| Record extracts |
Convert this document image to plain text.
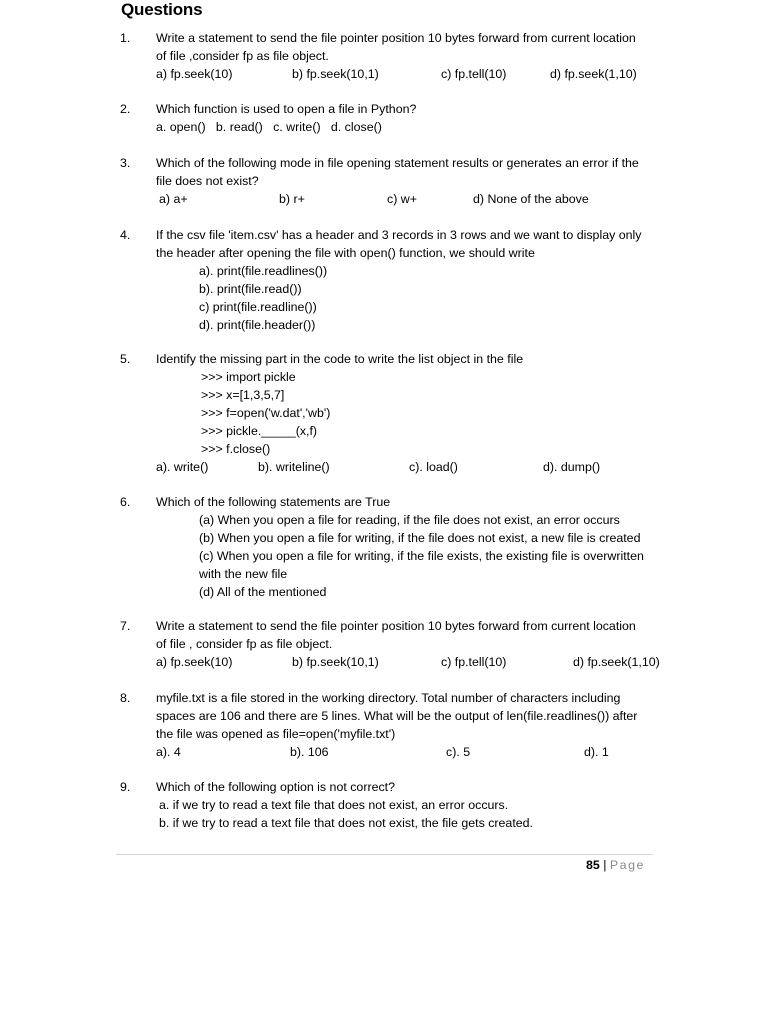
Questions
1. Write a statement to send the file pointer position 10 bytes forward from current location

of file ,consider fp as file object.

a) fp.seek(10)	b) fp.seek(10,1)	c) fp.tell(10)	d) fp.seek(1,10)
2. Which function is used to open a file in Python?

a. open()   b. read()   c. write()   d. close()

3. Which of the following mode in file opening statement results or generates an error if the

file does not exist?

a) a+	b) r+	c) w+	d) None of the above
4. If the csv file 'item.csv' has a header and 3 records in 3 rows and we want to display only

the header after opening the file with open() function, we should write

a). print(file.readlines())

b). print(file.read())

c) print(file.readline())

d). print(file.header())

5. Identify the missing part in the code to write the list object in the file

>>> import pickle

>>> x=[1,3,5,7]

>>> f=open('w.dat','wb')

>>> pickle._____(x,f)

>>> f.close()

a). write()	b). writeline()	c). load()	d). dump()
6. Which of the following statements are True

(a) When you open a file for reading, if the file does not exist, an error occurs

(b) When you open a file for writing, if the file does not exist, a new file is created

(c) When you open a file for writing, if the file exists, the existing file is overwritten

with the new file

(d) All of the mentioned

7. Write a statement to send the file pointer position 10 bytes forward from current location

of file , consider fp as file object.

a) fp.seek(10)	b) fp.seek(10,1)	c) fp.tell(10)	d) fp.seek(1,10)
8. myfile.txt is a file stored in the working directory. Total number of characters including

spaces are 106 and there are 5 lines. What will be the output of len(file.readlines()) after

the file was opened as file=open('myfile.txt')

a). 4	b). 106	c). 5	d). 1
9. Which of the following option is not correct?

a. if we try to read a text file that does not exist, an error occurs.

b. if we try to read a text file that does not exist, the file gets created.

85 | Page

| Set exercise |
From the records given above, copy all lines containing "that".

| Correct response |
a. if we try to read a text file that does not exist, an error occurs.
b. if we try to read a text file that does not exist, the file gets created.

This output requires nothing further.